■ Stated problem
Search the material for the string "nghe" and copy each line where it occurs.

-- begin Material for this exercise --

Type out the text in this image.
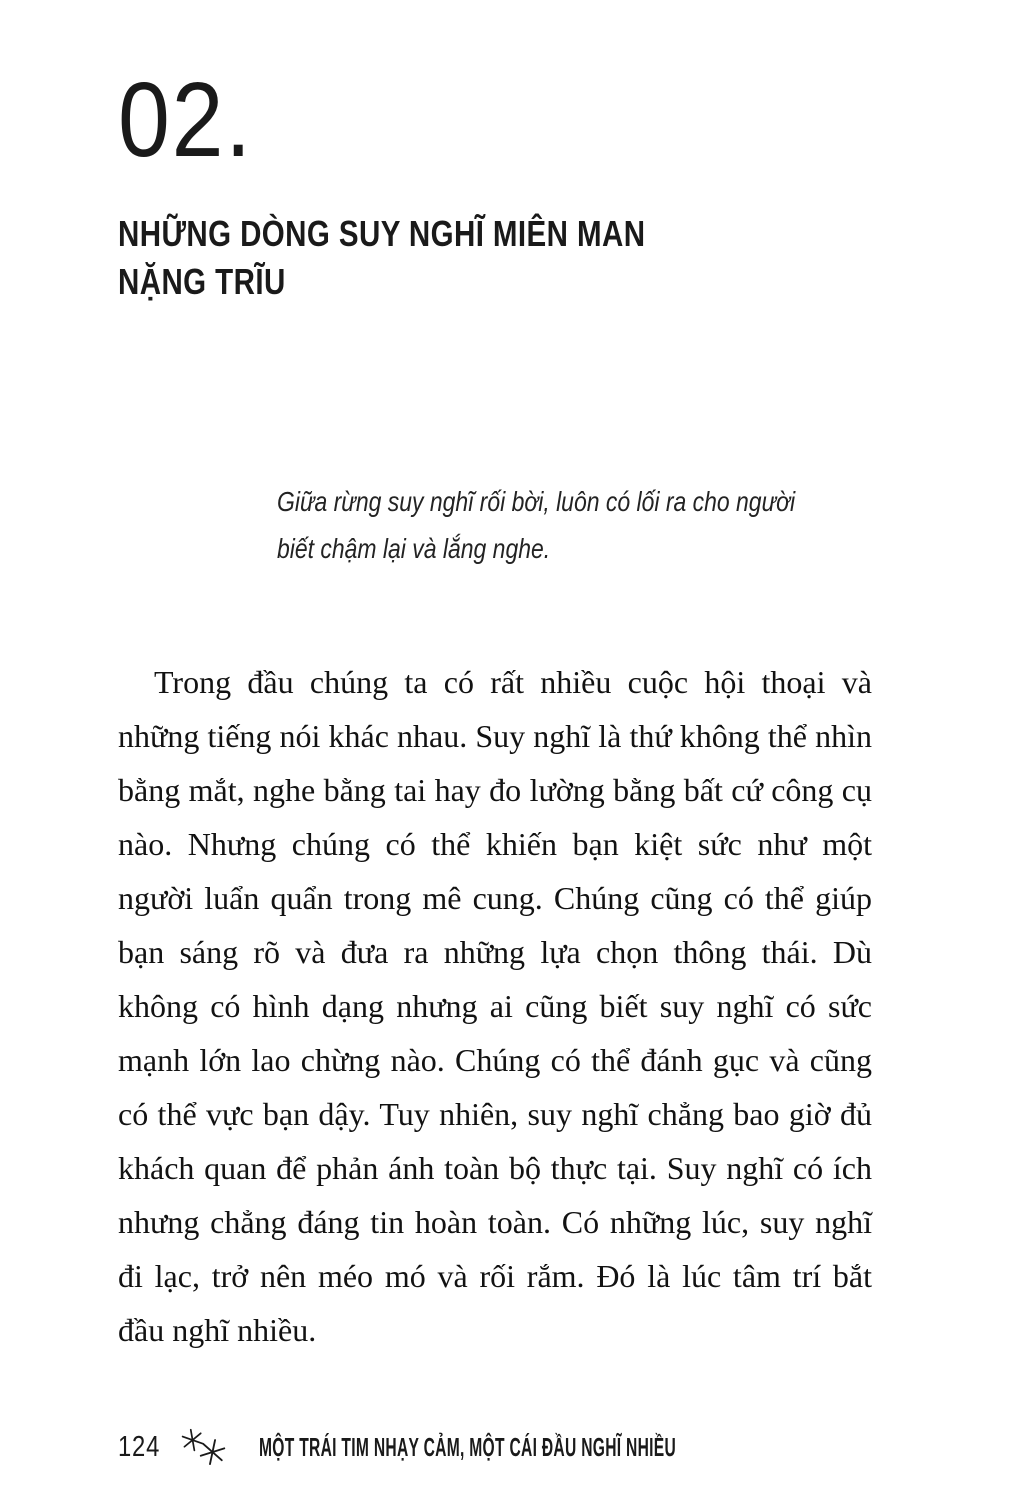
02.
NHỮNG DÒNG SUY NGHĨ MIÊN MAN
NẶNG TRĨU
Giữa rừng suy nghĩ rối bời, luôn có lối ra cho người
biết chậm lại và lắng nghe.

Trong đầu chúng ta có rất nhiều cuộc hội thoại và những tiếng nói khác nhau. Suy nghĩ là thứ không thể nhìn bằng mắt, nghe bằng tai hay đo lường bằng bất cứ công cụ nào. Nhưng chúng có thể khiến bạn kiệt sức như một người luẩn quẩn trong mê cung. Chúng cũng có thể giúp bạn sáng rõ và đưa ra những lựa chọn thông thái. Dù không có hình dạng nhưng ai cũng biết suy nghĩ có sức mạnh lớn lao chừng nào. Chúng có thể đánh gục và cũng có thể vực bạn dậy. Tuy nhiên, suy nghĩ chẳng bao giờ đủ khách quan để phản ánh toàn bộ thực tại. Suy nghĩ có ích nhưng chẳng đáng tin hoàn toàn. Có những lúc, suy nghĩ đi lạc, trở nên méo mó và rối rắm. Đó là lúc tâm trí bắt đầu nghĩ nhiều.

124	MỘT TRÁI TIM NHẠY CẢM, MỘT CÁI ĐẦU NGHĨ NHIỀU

-- end Material for this exercise --
-- begin Material for this exercise --

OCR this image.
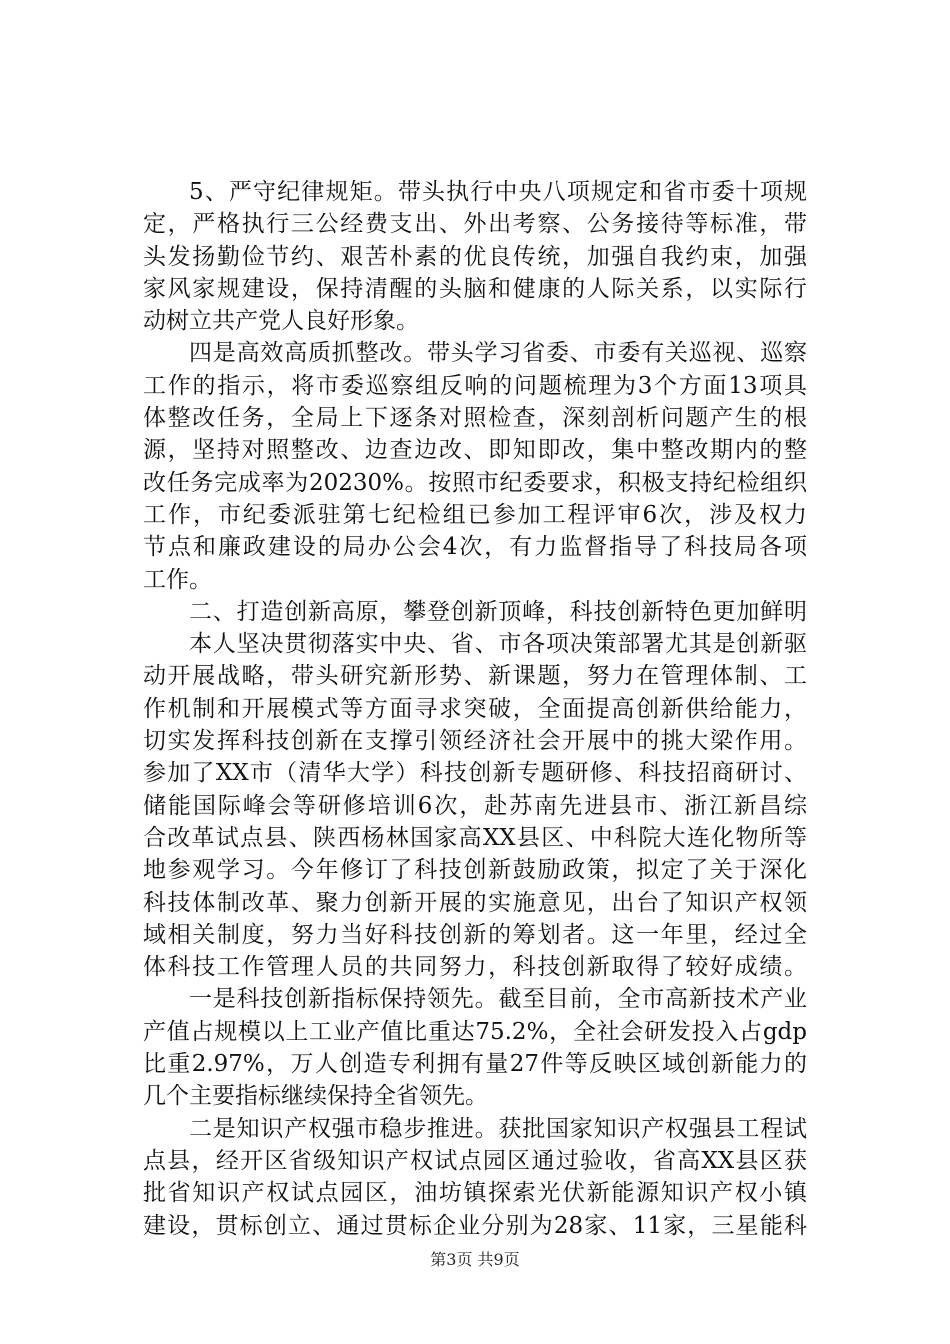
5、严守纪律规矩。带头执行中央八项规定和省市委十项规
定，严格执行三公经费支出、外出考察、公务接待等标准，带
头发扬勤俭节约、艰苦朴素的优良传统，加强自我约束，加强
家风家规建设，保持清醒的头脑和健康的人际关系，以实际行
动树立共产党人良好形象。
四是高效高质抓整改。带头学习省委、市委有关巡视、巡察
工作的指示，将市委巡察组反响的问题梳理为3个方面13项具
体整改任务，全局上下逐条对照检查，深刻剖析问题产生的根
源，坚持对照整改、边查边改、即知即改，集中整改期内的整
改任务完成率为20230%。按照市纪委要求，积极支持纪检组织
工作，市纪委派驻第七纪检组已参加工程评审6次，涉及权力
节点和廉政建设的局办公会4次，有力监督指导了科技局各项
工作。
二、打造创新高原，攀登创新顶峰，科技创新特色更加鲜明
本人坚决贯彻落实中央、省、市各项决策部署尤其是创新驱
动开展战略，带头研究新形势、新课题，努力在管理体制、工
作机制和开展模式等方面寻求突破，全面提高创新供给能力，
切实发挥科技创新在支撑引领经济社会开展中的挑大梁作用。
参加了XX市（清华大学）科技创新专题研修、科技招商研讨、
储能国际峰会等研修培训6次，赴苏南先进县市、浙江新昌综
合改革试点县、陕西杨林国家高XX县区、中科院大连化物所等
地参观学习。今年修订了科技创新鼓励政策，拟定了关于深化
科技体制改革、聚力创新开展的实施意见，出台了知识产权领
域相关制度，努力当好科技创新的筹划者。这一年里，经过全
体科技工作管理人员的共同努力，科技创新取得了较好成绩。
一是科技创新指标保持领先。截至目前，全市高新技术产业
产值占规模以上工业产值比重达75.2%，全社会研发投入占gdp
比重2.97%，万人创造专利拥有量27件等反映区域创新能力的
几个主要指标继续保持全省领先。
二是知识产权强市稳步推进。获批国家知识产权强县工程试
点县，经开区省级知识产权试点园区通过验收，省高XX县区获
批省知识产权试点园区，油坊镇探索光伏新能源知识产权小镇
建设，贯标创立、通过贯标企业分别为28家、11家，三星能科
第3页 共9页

-- end Material for this exercise --

■ Reply
biết chậm lại và lắng nghe.
Trong đầu chúng ta có rất nhiều cuộc hội thoại và những tiếng nói khác nhau. Suy nghĩ là thứ không thể nhìn bằng mắt, nghe bằng tai hay đo lường bằng bất cứ công cụ nào. Nhưng chúng có thể khiến bạn kiệt sức như một người luẩn quẩn trong mê cung. Chúng cũng có thể giúp bạn sáng rõ và đưa ra những lựa chọn thông thái. Dù không có hình dạng nhưng ai cũng biết suy nghĩ có sức mạnh lớn lao chừng nào. Chúng có thể đánh gục và cũng có thể vực bạn dậy. Tuy nhiên, suy nghĩ chẳng bao giờ đủ khách quan để phản ánh toàn bộ thực tại. Suy nghĩ có ích nhưng chẳng đáng tin hoàn toàn. Có những lúc, suy nghĩ đi lạc, trở nên méo mó và rối rắm. Đó là lúc tâm trí bắt đầu nghĩ nhiều.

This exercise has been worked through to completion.